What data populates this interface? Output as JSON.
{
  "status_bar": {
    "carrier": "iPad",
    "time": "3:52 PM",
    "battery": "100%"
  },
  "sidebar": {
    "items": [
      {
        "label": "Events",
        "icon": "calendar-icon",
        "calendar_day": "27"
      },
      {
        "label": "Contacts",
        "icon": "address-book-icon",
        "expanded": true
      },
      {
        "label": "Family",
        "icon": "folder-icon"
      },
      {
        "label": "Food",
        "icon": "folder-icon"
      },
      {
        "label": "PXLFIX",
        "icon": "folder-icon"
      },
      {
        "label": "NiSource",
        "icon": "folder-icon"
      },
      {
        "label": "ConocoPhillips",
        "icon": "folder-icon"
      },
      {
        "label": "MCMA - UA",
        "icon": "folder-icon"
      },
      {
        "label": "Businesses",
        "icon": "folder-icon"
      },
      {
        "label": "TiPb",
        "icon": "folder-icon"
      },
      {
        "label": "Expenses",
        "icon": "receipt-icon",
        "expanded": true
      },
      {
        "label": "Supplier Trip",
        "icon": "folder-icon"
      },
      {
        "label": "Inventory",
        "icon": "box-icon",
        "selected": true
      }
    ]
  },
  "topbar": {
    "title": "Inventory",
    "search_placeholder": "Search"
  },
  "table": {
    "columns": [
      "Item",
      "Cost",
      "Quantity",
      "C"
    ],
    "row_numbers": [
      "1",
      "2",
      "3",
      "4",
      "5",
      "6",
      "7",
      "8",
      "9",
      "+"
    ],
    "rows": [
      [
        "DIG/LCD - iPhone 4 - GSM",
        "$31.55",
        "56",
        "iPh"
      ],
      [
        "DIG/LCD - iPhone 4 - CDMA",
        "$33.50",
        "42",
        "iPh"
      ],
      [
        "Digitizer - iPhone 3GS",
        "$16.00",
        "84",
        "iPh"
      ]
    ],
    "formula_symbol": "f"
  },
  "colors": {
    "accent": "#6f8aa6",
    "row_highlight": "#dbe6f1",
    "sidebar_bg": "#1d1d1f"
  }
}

Requirement – Return the full listing, character for character.

In response –
What data populates this interface? Output as JSON.
{
  "status_bar": {
    "carrier": "iPad",
    "time": "3:52 PM",
    "battery": "100%"
  },
  "sidebar": {
    "items": [
      {
        "label": "Events",
        "icon": "calendar-icon",
        "calendar_day": "27"
      },
      {
        "label": "Contacts",
        "icon": "address-book-icon",
        "expanded": true
      },
      {
        "label": "Family",
        "icon": "folder-icon"
      },
      {
        "label": "Food",
        "icon": "folder-icon"
      },
      {
        "label": "PXLFIX",
        "icon": "folder-icon"
      },
      {
        "label": "NiSource",
        "icon": "folder-icon"
      },
      {
        "label": "ConocoPhillips",
        "icon": "folder-icon"
      },
      {
        "label": "MCMA - UA",
        "icon": "folder-icon"
      },
      {
        "label": "Businesses",
        "icon": "folder-icon"
      },
      {
        "label": "TiPb",
        "icon": "folder-icon"
      },
      {
        "label": "Expenses",
        "icon": "receipt-icon",
        "expanded": true
      },
      {
        "label": "Supplier Trip",
        "icon": "folder-icon"
      },
      {
        "label": "Inventory",
        "icon": "box-icon",
        "selected": true
      }
    ]
  },
  "topbar": {
    "title": "Inventory",
    "search_placeholder": "Search"
  },
  "table": {
    "columns": [
      "Item",
      "Cost",
      "Quantity",
      "C"
    ],
    "row_numbers": [
      "1",
      "2",
      "3",
      "4",
      "5",
      "6",
      "7",
      "8",
      "9",
      "+"
    ],
    "rows": [
      [
        "DIG/LCD - iPhone 4 - GSM",
        "$31.55",
        "56",
        "iPh"
      ],
      [
        "DIG/LCD - iPhone 4 - CDMA",
        "$33.50",
        "42",
        "iPh"
      ],
      [
        "Digitizer - iPhone 3GS",
        "$16.00",
        "84",
        "iPh"
      ]
    ],
    "formula_symbol": "f"
  },
  "colors": {
    "accent": "#6f8aa6",
    "row_highlight": "#dbe6f1",
    "sidebar_bg": "#1d1d1f"
  }
}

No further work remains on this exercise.